Retype the listing that follows, word for word.

>> START Materials provided

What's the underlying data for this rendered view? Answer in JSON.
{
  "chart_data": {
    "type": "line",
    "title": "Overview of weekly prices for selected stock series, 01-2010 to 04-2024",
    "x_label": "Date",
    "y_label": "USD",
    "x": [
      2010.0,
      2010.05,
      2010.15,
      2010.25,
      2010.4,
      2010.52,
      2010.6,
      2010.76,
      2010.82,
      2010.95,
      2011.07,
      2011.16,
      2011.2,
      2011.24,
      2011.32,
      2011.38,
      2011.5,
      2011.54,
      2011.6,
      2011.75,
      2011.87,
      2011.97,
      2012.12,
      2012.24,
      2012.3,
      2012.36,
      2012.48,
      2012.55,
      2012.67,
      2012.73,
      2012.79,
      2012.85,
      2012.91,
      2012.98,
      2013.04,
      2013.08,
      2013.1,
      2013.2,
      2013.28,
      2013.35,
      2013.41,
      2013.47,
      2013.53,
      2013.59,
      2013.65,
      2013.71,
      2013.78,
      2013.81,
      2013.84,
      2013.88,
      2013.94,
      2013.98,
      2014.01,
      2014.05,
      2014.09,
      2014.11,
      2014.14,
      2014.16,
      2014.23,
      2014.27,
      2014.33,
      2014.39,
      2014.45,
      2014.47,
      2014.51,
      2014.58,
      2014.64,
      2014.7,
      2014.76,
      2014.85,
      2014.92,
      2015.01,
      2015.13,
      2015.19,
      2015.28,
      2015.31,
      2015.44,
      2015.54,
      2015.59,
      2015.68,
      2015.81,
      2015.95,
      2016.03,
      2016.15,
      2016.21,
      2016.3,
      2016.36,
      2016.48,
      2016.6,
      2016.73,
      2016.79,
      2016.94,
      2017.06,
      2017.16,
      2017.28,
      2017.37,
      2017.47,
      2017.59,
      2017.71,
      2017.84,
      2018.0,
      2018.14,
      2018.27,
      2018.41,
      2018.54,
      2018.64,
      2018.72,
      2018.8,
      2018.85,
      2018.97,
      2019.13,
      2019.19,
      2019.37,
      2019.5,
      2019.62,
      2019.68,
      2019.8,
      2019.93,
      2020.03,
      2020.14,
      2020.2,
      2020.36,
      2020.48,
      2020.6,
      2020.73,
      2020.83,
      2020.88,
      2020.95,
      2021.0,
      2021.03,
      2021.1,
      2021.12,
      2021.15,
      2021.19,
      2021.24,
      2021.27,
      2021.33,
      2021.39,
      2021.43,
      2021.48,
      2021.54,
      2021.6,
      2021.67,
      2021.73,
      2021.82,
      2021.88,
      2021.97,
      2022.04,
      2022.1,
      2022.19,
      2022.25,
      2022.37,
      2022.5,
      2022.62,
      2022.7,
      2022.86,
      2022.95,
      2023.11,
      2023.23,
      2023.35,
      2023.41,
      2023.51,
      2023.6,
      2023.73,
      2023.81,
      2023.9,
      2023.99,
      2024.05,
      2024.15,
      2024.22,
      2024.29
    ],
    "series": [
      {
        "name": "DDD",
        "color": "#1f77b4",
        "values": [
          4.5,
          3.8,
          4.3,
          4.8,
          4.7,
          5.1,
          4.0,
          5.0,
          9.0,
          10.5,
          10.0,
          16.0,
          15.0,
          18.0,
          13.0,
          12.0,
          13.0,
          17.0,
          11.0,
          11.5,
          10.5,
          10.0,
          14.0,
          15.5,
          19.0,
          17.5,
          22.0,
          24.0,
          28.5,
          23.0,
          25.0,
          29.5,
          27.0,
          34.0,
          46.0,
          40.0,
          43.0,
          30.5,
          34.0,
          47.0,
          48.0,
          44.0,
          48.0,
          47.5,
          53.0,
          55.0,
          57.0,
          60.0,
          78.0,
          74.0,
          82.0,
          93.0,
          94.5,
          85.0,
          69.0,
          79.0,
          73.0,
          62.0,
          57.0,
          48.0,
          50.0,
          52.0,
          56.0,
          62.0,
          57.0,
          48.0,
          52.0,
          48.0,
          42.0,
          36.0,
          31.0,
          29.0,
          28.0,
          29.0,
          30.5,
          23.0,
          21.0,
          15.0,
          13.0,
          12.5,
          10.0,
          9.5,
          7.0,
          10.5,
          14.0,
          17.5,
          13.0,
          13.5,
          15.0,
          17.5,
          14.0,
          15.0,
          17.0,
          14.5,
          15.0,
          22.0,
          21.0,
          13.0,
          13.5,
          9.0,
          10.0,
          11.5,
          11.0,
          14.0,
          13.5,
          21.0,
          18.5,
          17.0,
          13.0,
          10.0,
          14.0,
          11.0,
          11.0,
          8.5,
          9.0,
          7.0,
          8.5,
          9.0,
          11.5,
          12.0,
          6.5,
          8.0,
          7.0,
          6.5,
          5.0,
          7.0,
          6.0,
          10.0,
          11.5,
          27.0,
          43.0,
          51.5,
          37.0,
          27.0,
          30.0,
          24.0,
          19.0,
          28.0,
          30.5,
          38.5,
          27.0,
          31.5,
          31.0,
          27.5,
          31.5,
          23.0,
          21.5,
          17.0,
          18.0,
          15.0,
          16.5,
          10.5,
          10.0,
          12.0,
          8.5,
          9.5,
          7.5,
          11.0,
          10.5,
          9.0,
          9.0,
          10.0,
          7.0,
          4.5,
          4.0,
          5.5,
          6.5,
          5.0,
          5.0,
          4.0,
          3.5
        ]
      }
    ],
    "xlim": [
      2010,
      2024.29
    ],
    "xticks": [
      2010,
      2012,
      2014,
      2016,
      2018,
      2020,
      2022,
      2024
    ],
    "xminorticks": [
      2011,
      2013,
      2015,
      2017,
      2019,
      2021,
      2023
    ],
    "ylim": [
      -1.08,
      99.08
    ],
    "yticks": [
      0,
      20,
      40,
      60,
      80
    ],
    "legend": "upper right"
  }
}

>> END Materials provided

▸ Response to this task
What's the underlying data for this rendered view? Answer in JSON.
{
  "chart_data": {
    "type": "line",
    "title": "Overview of weekly prices for selected stock series, 01-2010 to 04-2024",
    "x_label": "Date",
    "y_label": "USD",
    "x": [
      2010.0,
      2010.05,
      2010.15,
      2010.25,
      2010.4,
      2010.52,
      2010.6,
      2010.76,
      2010.82,
      2010.95,
      2011.07,
      2011.16,
      2011.2,
      2011.24,
      2011.32,
      2011.38,
      2011.5,
      2011.54,
      2011.6,
      2011.75,
      2011.87,
      2011.97,
      2012.12,
      2012.24,
      2012.3,
      2012.36,
      2012.48,
      2012.55,
      2012.67,
      2012.73,
      2012.79,
      2012.85,
      2012.91,
      2012.98,
      2013.04,
      2013.08,
      2013.1,
      2013.2,
      2013.28,
      2013.35,
      2013.41,
      2013.47,
      2013.53,
      2013.59,
      2013.65,
      2013.71,
      2013.78,
      2013.81,
      2013.84,
      2013.88,
      2013.94,
      2013.98,
      2014.01,
      2014.05,
      2014.09,
      2014.11,
      2014.14,
      2014.16,
      2014.23,
      2014.27,
      2014.33,
      2014.39,
      2014.45,
      2014.47,
      2014.51,
      2014.58,
      2014.64,
      2014.7,
      2014.76,
      2014.85,
      2014.92,
      2015.01,
      2015.13,
      2015.19,
      2015.28,
      2015.31,
      2015.44,
      2015.54,
      2015.59,
      2015.68,
      2015.81,
      2015.95,
      2016.03,
      2016.15,
      2016.21,
      2016.3,
      2016.36,
      2016.48,
      2016.6,
      2016.73,
      2016.79,
      2016.94,
      2017.06,
      2017.16,
      2017.28,
      2017.37,
      2017.47,
      2017.59,
      2017.71,
      2017.84,
      2018.0,
      2018.14,
      2018.27,
      2018.41,
      2018.54,
      2018.64,
      2018.72,
      2018.8,
      2018.85,
      2018.97,
      2019.13,
      2019.19,
      2019.37,
      2019.5,
      2019.62,
      2019.68,
      2019.8,
      2019.93,
      2020.03,
      2020.14,
      2020.2,
      2020.36,
      2020.48,
      2020.6,
      2020.73,
      2020.83,
      2020.88,
      2020.95,
      2021.0,
      2021.03,
      2021.1,
      2021.12,
      2021.15,
      2021.19,
      2021.24,
      2021.27,
      2021.33,
      2021.39,
      2021.43,
      2021.48,
      2021.54,
      2021.6,
      2021.67,
      2021.73,
      2021.82,
      2021.88,
      2021.97,
      2022.04,
      2022.1,
      2022.19,
      2022.25,
      2022.37,
      2022.5,
      2022.62,
      2022.7,
      2022.86,
      2022.95,
      2023.11,
      2023.23,
      2023.35,
      2023.41,
      2023.51,
      2023.6,
      2023.73,
      2023.81,
      2023.9,
      2023.99,
      2024.05,
      2024.15,
      2024.22,
      2024.29
    ],
    "series": [
      {
        "name": "DDD",
        "color": "#1f77b4",
        "values": [
          4.5,
          3.8,
          4.3,
          4.8,
          4.7,
          5.1,
          4.0,
          5.0,
          9.0,
          10.5,
          10.0,
          16.0,
          15.0,
          18.0,
          13.0,
          12.0,
          13.0,
          17.0,
          11.0,
          11.5,
          10.5,
          10.0,
          14.0,
          15.5,
          19.0,
          17.5,
          22.0,
          24.0,
          28.5,
          23.0,
          25.0,
          29.5,
          27.0,
          34.0,
          46.0,
          40.0,
          43.0,
          30.5,
          34.0,
          47.0,
          48.0,
          44.0,
          48.0,
          47.5,
          53.0,
          55.0,
          57.0,
          60.0,
          78.0,
          74.0,
          82.0,
          93.0,
          94.5,
          85.0,
          69.0,
          79.0,
          73.0,
          62.0,
          57.0,
          48.0,
          50.0,
          52.0,
          56.0,
          62.0,
          57.0,
          48.0,
          52.0,
          48.0,
          42.0,
          36.0,
          31.0,
          29.0,
          28.0,
          29.0,
          30.5,
          23.0,
          21.0,
          15.0,
          13.0,
          12.5,
          10.0,
          9.5,
          7.0,
          10.5,
          14.0,
          17.5,
          13.0,
          13.5,
          15.0,
          17.5,
          14.0,
          15.0,
          17.0,
          14.5,
          15.0,
          22.0,
          21.0,
          13.0,
          13.5,
          9.0,
          10.0,
          11.5,
          11.0,
          14.0,
          13.5,
          21.0,
          18.5,
          17.0,
          13.0,
          10.0,
          14.0,
          11.0,
          11.0,
          8.5,
          9.0,
          7.0,
          8.5,
          9.0,
          11.5,
          12.0,
          6.5,
          8.0,
          7.0,
          6.5,
          5.0,
          7.0,
          6.0,
          10.0,
          11.5,
          27.0,
          43.0,
          51.5,
          37.0,
          27.0,
          30.0,
          24.0,
          19.0,
          28.0,
          30.5,
          38.5,
          27.0,
          31.5,
          31.0,
          27.5,
          31.5,
          23.0,
          21.5,
          17.0,
          18.0,
          15.0,
          16.5,
          10.5,
          10.0,
          12.0,
          8.5,
          9.5,
          7.5,
          11.0,
          10.5,
          9.0,
          9.0,
          10.0,
          7.0,
          4.5,
          4.0,
          5.5,
          6.5,
          5.0,
          5.0,
          4.0,
          3.5
        ]
      }
    ],
    "xlim": [
      2010,
      2024.29
    ],
    "xticks": [
      2010,
      2012,
      2014,
      2016,
      2018,
      2020,
      2022,
      2024
    ],
    "xminorticks": [
      2011,
      2013,
      2015,
      2017,
      2019,
      2021,
      2023
    ],
    "ylim": [
      -1.08,
      99.08
    ],
    "yticks": [
      0,
      20,
      40,
      60,
      80
    ],
    "legend": "upper right"
  }
}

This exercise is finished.